#### Records provided ####

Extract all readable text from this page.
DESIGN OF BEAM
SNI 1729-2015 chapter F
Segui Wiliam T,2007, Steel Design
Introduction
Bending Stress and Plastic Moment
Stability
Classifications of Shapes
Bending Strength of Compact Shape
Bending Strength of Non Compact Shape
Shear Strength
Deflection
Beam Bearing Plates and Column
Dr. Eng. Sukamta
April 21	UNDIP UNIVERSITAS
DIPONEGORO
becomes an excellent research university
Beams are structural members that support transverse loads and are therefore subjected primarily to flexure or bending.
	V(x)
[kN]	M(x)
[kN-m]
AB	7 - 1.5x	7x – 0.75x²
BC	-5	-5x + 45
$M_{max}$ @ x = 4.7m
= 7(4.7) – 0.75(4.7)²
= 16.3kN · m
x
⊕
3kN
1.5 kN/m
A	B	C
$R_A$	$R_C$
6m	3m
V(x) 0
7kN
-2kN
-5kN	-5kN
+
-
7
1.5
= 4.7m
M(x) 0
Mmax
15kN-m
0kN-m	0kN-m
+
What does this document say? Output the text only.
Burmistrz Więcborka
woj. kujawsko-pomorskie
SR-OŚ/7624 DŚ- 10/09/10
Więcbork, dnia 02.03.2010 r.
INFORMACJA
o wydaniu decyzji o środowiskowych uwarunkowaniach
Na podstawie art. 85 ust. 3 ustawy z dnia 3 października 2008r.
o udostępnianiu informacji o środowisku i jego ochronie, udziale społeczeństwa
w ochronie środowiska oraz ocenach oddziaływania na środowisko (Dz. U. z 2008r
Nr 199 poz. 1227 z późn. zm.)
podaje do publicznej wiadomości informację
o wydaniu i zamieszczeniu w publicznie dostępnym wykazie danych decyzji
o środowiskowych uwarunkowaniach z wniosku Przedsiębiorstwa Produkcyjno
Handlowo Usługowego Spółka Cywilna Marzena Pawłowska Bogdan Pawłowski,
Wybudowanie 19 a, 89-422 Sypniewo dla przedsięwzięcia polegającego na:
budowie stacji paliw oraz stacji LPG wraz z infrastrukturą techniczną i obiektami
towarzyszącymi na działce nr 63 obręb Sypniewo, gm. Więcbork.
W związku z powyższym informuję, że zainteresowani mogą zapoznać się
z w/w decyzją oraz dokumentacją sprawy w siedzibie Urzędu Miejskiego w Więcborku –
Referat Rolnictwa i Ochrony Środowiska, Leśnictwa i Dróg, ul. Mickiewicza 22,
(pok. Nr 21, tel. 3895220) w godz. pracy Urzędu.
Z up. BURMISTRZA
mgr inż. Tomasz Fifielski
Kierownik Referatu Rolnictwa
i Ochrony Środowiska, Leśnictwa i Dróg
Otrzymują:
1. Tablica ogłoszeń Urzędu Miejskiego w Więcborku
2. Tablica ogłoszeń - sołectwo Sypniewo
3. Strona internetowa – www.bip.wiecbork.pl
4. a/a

####

Task instructions> Search the entries for the word "Miejskiego", then gather every line that has it.

Reply>
z w/w decyzją oraz dokumentacją sprawy w siedzibie Urzędu Miejskiego w Więcborku –
1. Tablica ogłoszeń Urzędu Miejskiego w Więcborku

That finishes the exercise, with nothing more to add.